> **Saved entries**
▶
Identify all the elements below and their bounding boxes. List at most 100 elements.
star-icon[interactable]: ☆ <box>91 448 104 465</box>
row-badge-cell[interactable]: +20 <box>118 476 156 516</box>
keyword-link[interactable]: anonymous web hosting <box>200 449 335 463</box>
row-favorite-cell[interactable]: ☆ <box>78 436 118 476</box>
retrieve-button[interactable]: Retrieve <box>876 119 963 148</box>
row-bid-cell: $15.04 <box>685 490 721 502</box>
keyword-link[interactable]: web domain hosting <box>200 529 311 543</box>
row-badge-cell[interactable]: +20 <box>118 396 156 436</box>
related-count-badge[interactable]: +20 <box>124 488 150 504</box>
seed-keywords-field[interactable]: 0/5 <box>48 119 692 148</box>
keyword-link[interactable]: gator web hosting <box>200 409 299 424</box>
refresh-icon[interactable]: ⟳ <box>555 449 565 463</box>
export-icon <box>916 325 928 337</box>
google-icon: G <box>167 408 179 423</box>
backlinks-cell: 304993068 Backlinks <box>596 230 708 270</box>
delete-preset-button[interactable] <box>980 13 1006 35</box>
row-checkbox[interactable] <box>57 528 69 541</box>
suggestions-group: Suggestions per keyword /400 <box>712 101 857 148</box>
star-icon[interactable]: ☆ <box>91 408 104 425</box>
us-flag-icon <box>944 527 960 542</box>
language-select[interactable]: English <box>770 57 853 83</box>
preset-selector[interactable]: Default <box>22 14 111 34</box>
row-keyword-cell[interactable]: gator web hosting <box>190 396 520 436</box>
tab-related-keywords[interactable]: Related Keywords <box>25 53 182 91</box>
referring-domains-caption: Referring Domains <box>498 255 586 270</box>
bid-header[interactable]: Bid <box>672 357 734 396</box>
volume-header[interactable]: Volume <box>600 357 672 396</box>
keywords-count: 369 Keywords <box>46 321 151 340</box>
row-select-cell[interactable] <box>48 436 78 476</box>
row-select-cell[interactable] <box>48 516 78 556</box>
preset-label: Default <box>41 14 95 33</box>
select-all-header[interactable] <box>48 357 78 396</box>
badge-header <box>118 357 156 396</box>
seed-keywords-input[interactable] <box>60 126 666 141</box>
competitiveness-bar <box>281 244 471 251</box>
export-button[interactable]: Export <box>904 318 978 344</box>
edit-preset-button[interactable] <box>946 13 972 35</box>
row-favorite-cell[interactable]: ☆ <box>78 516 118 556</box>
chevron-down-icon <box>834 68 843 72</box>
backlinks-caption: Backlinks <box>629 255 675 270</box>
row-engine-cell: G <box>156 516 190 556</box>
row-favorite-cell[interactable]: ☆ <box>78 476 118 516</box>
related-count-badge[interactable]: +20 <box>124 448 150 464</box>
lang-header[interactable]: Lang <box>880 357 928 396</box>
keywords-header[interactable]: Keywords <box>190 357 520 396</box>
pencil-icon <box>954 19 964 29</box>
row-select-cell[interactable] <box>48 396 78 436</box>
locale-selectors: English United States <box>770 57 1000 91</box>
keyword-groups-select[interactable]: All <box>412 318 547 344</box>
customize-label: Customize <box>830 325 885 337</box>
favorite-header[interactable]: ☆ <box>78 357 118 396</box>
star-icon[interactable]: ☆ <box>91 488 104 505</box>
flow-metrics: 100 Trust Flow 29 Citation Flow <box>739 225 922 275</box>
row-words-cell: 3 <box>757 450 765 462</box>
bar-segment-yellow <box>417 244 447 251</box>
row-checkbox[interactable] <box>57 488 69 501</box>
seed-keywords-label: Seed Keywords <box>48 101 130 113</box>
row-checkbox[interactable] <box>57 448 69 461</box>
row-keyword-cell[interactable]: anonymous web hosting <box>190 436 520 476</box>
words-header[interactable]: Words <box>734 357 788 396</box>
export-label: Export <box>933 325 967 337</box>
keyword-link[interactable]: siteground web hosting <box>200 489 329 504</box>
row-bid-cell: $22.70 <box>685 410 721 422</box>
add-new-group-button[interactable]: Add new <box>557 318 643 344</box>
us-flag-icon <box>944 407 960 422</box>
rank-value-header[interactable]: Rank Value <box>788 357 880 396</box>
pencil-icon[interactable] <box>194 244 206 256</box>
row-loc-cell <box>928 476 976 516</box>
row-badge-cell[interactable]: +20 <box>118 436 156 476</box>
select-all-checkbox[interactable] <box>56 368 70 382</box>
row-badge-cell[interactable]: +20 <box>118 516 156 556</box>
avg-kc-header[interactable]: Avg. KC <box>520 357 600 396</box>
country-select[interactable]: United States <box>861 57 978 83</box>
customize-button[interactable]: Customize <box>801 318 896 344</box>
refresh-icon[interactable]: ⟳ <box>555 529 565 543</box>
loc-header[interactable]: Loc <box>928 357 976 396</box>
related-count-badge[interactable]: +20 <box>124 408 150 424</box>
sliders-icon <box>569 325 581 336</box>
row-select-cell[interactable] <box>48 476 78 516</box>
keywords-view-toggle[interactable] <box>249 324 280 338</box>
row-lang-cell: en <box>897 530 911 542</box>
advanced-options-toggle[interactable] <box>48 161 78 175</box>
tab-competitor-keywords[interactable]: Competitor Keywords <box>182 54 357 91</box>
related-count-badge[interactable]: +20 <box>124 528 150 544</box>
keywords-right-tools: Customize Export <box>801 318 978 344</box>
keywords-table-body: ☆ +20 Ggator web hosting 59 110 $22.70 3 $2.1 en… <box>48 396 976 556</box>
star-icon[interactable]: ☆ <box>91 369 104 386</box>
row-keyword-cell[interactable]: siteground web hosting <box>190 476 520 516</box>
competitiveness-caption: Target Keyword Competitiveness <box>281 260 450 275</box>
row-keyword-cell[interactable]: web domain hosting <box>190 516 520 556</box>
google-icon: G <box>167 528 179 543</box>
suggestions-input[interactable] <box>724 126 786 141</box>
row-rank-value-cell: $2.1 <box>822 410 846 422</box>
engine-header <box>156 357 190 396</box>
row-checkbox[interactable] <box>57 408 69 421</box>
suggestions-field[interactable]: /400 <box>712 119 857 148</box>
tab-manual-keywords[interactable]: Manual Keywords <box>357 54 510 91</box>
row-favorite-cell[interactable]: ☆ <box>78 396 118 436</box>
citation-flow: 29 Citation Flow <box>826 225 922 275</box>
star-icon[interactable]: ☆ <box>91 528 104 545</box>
◀
> **GIVEN TASK**
Reproduce the listing above, swapping each occurrence of "star-icon" for "favorite-star" and leaving every other character unchanged.

> **FINAL RESULT**
Identify all the elements below and their bounding boxes. List at most 100 elements.
favorite-star[interactable]: ☆ <box>91 448 104 465</box>
row-badge-cell[interactable]: +20 <box>118 476 156 516</box>
keyword-link[interactable]: anonymous web hosting <box>200 449 335 463</box>
row-favorite-cell[interactable]: ☆ <box>78 436 118 476</box>
retrieve-button[interactable]: Retrieve <box>876 119 963 148</box>
row-bid-cell: $15.04 <box>685 490 721 502</box>
keyword-link[interactable]: web domain hosting <box>200 529 311 543</box>
row-badge-cell[interactable]: +20 <box>118 396 156 436</box>
related-count-badge[interactable]: +20 <box>124 488 150 504</box>
seed-keywords-field[interactable]: 0/5 <box>48 119 692 148</box>
keyword-link[interactable]: gator web hosting <box>200 409 299 424</box>
refresh-icon[interactable]: ⟳ <box>555 449 565 463</box>
export-icon <box>916 325 928 337</box>
google-icon: G <box>167 408 179 423</box>
backlinks-cell: 304993068 Backlinks <box>596 230 708 270</box>
delete-preset-button[interactable] <box>980 13 1006 35</box>
row-checkbox[interactable] <box>57 528 69 541</box>
suggestions-group: Suggestions per keyword /400 <box>712 101 857 148</box>
favorite-star[interactable]: ☆ <box>91 408 104 425</box>
us-flag-icon <box>944 527 960 542</box>
language-select[interactable]: English <box>770 57 853 83</box>
preset-selector[interactable]: Default <box>22 14 111 34</box>
row-keyword-cell[interactable]: gator web hosting <box>190 396 520 436</box>
tab-related-keywords[interactable]: Related Keywords <box>25 53 182 91</box>
referring-domains-caption: Referring Domains <box>498 255 586 270</box>
bid-header[interactable]: Bid <box>672 357 734 396</box>
volume-header[interactable]: Volume <box>600 357 672 396</box>
keywords-count: 369 Keywords <box>46 321 151 340</box>
row-select-cell[interactable] <box>48 436 78 476</box>
row-select-cell[interactable] <box>48 516 78 556</box>
preset-label: Default <box>41 14 95 33</box>
select-all-header[interactable] <box>48 357 78 396</box>
badge-header <box>118 357 156 396</box>
seed-keywords-input[interactable] <box>60 126 666 141</box>
competitiveness-bar <box>281 244 471 251</box>
export-button[interactable]: Export <box>904 318 978 344</box>
edit-preset-button[interactable] <box>946 13 972 35</box>
row-favorite-cell[interactable]: ☆ <box>78 516 118 556</box>
chevron-down-icon <box>834 68 843 72</box>
backlinks-caption: Backlinks <box>629 255 675 270</box>
row-engine-cell: G <box>156 516 190 556</box>
row-favorite-cell[interactable]: ☆ <box>78 476 118 516</box>
related-count-badge[interactable]: +20 <box>124 448 150 464</box>
lang-header[interactable]: Lang <box>880 357 928 396</box>
keywords-header[interactable]: Keywords <box>190 357 520 396</box>
pencil-icon <box>954 19 964 29</box>
row-select-cell[interactable] <box>48 396 78 436</box>
locale-selectors: English United States <box>770 57 1000 91</box>
keyword-groups-select[interactable]: All <box>412 318 547 344</box>
customize-label: Customize <box>830 325 885 337</box>
favorite-header[interactable]: ☆ <box>78 357 118 396</box>
favorite-star[interactable]: ☆ <box>91 488 104 505</box>
flow-metrics: 100 Trust Flow 29 Citation Flow <box>739 225 922 275</box>
row-words-cell: 3 <box>757 450 765 462</box>
bar-segment-yellow <box>417 244 447 251</box>
row-checkbox[interactable] <box>57 488 69 501</box>
seed-keywords-label: Seed Keywords <box>48 101 130 113</box>
row-checkbox[interactable] <box>57 448 69 461</box>
row-keyword-cell[interactable]: anonymous web hosting <box>190 436 520 476</box>
words-header[interactable]: Words <box>734 357 788 396</box>
export-label: Export <box>933 325 967 337</box>
keyword-link[interactable]: siteground web hosting <box>200 489 329 504</box>
row-bid-cell: $22.70 <box>685 410 721 422</box>
add-new-group-button[interactable]: Add new <box>557 318 643 344</box>
us-flag-icon <box>944 407 960 422</box>
rank-value-header[interactable]: Rank Value <box>788 357 880 396</box>
pencil-icon[interactable] <box>194 244 206 256</box>
row-loc-cell <box>928 476 976 516</box>
row-badge-cell[interactable]: +20 <box>118 436 156 476</box>
select-all-checkbox[interactable] <box>56 368 70 382</box>
row-badge-cell[interactable]: +20 <box>118 516 156 556</box>
avg-kc-header[interactable]: Avg. KC <box>520 357 600 396</box>
country-select[interactable]: United States <box>861 57 978 83</box>
customize-button[interactable]: Customize <box>801 318 896 344</box>
refresh-icon[interactable]: ⟳ <box>555 529 565 543</box>
loc-header[interactable]: Loc <box>928 357 976 396</box>
related-count-badge[interactable]: +20 <box>124 408 150 424</box>
sliders-icon <box>569 325 581 336</box>
row-select-cell[interactable] <box>48 476 78 516</box>
keywords-view-toggle[interactable] <box>249 324 280 338</box>
row-lang-cell: en <box>897 530 911 542</box>
advanced-options-toggle[interactable] <box>48 161 78 175</box>
tab-competitor-keywords[interactable]: Competitor Keywords <box>182 54 357 91</box>
related-count-badge[interactable]: +20 <box>124 528 150 544</box>
keywords-right-tools: Customize Export <box>801 318 978 344</box>
keywords-table-body: ☆ +20 Ggator web hosting 59 110 $22.70 3 $2.1 en… <box>48 396 976 556</box>
favorite-star[interactable]: ☆ <box>91 369 104 386</box>
row-keyword-cell[interactable]: siteground web hosting <box>190 476 520 516</box>
competitiveness-caption: Target Keyword Competitiveness <box>281 260 450 275</box>
row-keyword-cell[interactable]: web domain hosting <box>190 516 520 556</box>
google-icon: G <box>167 528 179 543</box>
suggestions-input[interactable] <box>724 126 786 141</box>
row-rank-value-cell: $2.1 <box>822 410 846 422</box>
engine-header <box>156 357 190 396</box>
row-checkbox[interactable] <box>57 408 69 421</box>
suggestions-field[interactable]: /400 <box>712 119 857 148</box>
tab-manual-keywords[interactable]: Manual Keywords <box>357 54 510 91</box>
row-favorite-cell[interactable]: ☆ <box>78 396 118 436</box>
citation-flow: 29 Citation Flow <box>826 225 922 275</box>
favorite-star[interactable]: ☆ <box>91 528 104 545</box>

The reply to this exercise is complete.